_RECORDS SUPPLIED_
►

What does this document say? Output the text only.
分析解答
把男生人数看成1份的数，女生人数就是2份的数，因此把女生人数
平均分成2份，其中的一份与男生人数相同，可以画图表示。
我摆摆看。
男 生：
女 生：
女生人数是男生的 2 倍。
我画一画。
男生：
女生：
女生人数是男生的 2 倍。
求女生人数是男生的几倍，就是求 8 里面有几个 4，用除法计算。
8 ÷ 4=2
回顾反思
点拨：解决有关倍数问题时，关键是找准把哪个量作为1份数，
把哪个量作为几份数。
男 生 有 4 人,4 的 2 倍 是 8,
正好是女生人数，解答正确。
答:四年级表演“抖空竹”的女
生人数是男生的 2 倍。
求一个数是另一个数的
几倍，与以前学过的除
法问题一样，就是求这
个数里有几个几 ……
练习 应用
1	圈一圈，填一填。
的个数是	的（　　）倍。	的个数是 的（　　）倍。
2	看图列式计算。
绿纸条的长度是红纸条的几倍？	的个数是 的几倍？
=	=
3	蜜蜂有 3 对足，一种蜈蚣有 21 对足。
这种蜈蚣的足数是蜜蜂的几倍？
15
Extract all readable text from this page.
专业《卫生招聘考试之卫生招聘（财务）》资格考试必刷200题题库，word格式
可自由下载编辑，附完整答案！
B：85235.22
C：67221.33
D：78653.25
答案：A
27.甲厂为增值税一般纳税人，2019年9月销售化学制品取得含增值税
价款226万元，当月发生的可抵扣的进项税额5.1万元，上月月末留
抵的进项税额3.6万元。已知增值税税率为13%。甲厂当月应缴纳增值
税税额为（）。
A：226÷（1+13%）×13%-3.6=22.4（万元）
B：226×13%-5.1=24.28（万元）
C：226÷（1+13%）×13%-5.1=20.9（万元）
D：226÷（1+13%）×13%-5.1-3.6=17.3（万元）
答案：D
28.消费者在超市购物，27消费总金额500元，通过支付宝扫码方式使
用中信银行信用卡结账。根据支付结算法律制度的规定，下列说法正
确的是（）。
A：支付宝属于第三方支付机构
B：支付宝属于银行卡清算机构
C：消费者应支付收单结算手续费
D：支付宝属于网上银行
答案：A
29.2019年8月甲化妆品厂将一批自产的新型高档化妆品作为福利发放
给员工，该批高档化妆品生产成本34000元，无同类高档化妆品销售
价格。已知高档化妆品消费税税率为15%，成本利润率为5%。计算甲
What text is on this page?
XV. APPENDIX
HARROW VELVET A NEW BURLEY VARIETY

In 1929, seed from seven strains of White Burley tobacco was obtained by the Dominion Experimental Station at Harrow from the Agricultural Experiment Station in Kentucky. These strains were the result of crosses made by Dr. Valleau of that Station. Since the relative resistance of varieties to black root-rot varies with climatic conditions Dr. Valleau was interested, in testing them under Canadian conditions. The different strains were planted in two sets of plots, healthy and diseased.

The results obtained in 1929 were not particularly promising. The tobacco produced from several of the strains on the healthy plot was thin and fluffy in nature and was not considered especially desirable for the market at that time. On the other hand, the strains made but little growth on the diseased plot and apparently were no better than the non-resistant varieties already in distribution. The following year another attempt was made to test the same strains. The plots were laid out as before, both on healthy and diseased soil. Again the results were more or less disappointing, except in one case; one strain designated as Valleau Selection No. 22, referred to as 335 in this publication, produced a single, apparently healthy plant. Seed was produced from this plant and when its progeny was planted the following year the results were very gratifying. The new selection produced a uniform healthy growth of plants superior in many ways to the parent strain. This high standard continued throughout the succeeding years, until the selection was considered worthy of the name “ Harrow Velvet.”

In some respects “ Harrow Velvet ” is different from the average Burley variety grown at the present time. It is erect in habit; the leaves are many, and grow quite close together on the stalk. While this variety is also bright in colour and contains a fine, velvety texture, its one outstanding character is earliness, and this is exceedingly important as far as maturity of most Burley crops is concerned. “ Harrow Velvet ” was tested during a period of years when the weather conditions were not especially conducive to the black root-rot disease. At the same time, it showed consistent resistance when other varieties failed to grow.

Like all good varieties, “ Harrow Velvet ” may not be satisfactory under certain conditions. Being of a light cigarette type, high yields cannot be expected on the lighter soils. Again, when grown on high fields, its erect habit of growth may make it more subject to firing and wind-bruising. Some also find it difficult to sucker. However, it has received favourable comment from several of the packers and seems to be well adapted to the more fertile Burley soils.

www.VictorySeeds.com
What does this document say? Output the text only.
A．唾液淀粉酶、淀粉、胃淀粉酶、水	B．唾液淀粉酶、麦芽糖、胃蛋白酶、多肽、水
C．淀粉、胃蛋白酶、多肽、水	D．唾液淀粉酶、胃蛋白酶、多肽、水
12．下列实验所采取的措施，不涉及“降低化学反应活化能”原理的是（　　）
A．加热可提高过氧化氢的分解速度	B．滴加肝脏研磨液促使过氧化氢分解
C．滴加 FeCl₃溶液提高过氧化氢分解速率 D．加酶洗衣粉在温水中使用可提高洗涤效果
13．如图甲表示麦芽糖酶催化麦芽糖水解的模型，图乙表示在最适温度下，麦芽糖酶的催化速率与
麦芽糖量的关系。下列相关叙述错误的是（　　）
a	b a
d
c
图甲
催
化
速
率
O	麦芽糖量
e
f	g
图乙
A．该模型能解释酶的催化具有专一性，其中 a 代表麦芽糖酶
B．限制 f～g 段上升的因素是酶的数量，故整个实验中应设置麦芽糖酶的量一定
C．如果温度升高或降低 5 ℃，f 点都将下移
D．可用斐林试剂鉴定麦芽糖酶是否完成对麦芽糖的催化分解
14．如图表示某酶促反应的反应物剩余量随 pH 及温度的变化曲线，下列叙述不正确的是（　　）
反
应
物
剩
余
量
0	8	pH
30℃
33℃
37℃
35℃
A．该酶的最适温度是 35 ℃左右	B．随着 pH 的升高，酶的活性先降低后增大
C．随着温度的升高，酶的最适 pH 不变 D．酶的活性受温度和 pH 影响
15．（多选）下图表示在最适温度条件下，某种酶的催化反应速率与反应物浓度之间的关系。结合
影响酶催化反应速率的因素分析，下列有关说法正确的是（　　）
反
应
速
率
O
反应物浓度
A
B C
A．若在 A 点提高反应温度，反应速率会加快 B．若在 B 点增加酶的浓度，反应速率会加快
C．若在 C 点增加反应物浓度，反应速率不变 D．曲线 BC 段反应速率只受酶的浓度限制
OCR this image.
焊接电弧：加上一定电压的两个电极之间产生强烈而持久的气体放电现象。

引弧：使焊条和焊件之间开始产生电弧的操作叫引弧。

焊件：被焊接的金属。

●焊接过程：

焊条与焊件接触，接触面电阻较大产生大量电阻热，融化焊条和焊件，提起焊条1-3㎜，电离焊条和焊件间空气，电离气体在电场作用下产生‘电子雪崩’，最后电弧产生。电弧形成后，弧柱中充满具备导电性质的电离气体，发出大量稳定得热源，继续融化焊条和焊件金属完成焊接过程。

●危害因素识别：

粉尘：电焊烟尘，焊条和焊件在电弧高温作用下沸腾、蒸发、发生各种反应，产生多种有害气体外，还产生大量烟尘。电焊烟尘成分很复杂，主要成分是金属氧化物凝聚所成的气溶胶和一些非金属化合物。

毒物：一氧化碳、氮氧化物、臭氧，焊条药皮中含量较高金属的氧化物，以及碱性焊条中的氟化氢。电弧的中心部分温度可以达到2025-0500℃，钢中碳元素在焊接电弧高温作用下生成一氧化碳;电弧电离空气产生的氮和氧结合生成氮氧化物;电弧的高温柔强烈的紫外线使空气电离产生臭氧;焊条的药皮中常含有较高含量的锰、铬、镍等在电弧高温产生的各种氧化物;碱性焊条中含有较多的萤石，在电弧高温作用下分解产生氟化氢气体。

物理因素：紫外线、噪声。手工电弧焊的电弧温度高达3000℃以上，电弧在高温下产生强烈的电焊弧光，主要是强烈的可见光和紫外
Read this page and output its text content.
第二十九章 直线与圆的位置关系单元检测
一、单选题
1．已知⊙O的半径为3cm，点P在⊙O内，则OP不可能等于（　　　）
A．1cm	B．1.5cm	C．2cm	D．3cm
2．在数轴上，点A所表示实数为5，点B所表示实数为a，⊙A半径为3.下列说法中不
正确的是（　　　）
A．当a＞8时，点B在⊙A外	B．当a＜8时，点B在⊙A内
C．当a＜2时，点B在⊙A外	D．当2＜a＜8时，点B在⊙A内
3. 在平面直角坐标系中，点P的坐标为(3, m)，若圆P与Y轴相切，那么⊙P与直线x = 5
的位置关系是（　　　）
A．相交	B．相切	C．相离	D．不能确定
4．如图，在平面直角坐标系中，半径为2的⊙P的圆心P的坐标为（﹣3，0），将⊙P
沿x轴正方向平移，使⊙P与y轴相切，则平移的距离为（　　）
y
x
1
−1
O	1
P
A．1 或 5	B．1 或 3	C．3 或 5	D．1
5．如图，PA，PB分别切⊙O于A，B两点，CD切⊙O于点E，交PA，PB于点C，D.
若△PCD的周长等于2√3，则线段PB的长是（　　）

◄

_SHORT TASK_
Reproduce every line from the entries that holds the word "胃蛋白酶".

_RESULT_
A．唾液淀粉酶、淀粉、胃淀粉酶、水	B．唾液淀粉酶、麦芽糖、胃蛋白酶、多肽、水
C．淀粉、胃蛋白酶、多肽、水	D．唾液淀粉酶、胃蛋白酶、多肽、水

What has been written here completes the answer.